▶ **Information provided**
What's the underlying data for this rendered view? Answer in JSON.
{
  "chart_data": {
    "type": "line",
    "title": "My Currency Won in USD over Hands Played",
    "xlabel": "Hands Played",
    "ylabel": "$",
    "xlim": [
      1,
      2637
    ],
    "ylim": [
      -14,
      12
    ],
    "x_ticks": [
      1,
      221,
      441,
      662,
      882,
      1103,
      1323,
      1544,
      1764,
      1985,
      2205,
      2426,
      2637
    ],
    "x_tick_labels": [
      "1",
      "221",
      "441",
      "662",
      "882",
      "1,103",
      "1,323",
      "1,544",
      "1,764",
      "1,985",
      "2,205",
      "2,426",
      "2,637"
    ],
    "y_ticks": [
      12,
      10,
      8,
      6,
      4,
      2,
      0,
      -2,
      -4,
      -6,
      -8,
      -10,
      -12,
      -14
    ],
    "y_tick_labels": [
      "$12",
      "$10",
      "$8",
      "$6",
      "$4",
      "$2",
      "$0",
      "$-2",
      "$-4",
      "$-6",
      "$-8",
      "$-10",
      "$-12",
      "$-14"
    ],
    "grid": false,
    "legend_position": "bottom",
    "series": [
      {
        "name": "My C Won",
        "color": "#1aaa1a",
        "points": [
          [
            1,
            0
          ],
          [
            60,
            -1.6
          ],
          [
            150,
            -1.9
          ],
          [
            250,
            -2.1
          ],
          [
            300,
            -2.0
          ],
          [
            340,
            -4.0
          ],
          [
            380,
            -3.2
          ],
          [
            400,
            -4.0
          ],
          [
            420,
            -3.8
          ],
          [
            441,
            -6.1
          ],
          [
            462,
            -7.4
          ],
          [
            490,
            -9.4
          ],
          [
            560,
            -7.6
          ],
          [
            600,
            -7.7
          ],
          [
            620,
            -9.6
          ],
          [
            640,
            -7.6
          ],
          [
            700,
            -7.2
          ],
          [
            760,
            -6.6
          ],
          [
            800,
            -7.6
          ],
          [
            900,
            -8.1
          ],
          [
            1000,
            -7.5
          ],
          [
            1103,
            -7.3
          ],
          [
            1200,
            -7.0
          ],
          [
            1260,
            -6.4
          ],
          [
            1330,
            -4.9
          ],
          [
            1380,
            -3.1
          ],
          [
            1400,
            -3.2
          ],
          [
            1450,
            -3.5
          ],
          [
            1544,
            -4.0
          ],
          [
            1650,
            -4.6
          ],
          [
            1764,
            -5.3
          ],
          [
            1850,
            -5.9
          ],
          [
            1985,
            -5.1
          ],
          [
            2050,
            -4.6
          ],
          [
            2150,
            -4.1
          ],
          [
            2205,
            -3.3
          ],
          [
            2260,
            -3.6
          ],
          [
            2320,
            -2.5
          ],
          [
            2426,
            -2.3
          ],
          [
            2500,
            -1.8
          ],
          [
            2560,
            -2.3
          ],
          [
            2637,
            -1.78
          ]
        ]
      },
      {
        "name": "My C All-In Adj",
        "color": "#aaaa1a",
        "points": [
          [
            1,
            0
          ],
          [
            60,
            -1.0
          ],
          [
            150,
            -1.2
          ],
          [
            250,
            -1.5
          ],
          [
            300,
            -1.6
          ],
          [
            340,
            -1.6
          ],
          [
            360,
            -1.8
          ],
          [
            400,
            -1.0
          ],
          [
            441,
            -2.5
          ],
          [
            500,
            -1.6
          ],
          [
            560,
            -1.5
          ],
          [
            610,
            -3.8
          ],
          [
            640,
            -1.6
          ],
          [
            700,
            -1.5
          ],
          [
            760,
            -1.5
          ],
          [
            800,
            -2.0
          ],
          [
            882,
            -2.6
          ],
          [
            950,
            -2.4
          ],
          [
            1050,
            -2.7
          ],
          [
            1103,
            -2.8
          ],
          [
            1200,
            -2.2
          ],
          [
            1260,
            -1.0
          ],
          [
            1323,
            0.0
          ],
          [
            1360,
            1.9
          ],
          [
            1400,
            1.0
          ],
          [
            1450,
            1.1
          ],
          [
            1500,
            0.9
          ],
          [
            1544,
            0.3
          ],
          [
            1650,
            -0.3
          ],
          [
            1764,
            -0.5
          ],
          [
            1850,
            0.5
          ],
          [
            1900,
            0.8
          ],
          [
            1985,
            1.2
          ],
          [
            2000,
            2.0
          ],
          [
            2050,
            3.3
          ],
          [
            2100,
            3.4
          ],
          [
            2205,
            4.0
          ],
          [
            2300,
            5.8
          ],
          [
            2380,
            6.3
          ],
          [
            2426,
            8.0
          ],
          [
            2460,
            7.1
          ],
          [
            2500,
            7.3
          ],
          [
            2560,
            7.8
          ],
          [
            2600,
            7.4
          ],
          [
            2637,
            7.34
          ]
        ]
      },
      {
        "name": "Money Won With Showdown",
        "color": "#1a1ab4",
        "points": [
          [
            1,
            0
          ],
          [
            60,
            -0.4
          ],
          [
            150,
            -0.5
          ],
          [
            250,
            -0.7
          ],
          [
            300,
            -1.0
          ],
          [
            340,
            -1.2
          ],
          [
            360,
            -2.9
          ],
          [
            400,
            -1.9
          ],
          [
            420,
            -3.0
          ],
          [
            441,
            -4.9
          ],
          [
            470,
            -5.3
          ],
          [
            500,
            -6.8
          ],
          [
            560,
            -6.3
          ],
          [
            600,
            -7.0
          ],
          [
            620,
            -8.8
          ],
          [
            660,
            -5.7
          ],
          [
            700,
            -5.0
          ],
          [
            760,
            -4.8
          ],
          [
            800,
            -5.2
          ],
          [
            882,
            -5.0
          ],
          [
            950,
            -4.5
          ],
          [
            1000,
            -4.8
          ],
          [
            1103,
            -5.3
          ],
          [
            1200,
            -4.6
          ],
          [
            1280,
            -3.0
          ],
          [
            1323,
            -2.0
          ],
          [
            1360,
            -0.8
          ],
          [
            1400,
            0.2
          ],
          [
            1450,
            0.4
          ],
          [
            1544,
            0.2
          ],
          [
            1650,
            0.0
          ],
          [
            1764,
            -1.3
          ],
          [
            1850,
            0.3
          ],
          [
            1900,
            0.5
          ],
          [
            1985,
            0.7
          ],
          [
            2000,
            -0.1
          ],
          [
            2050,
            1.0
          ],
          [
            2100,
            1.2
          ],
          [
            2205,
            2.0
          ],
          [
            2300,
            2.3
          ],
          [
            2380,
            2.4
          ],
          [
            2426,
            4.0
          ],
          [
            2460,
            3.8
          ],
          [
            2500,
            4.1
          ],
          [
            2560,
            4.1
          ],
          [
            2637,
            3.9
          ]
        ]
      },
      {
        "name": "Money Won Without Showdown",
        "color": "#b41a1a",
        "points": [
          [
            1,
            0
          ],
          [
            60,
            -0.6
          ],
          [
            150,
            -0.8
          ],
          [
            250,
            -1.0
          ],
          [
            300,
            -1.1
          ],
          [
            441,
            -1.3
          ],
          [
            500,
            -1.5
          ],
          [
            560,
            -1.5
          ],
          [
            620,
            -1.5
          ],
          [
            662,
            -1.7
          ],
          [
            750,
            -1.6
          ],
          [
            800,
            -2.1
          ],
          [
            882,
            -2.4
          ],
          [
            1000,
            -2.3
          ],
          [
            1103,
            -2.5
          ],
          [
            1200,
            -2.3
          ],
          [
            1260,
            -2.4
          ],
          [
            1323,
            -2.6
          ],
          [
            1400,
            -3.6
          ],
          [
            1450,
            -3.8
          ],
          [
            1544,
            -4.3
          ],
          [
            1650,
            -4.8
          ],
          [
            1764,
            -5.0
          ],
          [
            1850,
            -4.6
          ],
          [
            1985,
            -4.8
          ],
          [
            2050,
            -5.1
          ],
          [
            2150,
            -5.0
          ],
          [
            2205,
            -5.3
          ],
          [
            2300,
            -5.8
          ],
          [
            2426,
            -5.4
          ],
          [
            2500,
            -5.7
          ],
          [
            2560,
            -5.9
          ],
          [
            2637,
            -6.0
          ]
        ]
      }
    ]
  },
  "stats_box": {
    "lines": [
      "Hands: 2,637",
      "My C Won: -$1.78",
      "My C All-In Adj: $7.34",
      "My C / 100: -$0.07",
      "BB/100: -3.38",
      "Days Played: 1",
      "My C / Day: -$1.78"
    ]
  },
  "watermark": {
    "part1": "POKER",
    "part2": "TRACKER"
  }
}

▶ **Aim of the task**
Copy out each line of the data containing the string "Played".

▶ **Complete answer**
    "title": "My Currency Won in USD over Hands Played",
    "xlabel": "Hands Played",
      "Days Played: 1",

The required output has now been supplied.